• STATED PROBLEM
Check every line below for the word "icon" and show those that hold it.

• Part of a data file
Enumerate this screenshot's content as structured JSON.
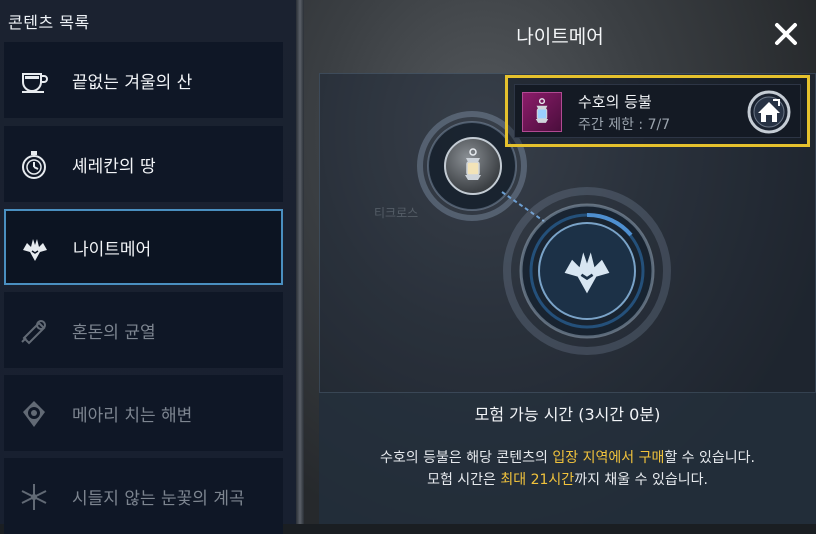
{
  "sidebar": {
    "title": "콘텐츠 목록",
    "items": [
      {
        "label": "끝없는 겨울의 산",
        "icon": "teacup-icon",
        "state": "normal"
      },
      {
        "label": "셰레칸의 땅",
        "icon": "stopwatch-icon",
        "state": "normal"
      },
      {
        "label": "나이트메어",
        "icon": "nightmare-icon",
        "state": "selected"
      },
      {
        "label": "혼돈의 균열",
        "icon": "scroll-icon",
        "state": "disabled"
      },
      {
        "label": "메아리 치는 해변",
        "icon": "compass-icon",
        "state": "disabled"
      },
      {
        "label": "시들지 않는 눈꽃의 계곡",
        "icon": "snowflake-icon",
        "state": "disabled"
      }
    ]
  },
  "dialog": {
    "title": "나이트메어",
    "close_icon": "close-icon",
    "background_label": "티크로스"
  },
  "reward": {
    "name": "수호의 등불",
    "limit": "주간 제한 : 7/7",
    "thumb_icon": "lantern-icon",
    "action_icon": "home-arrow-icon"
  },
  "info": {
    "title": "모험 가능 시간 (3시간 0분)",
    "line1": {
      "before": "수호의 등불은 해당 콘텐츠의 ",
      "highlight1": "입장 지역에서",
      "between": " ",
      "highlight2": "구매",
      "after": "할 수 있습니다."
    },
    "line2": {
      "before": "모험 시간은 ",
      "highlight": "최대 21시간",
      "after": "까지 채울 수 있습니다."
    }
  },
  "colors": {
    "highlight": "#f0c23c",
    "selected_border": "#4a8fc0",
    "reward_border": "#e5c12d"
  }
}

• ANSWER FOR THIS EXERCISE
        "icon": "teacup-icon",
        "icon": "stopwatch-icon",
        "icon": "nightmare-icon",
        "icon": "scroll-icon",
        "icon": "compass-icon",
        "icon": "snowflake-icon",
    "close_icon": "close-icon",
    "thumb_icon": "lantern-icon",
    "action_icon": "home-arrow-icon"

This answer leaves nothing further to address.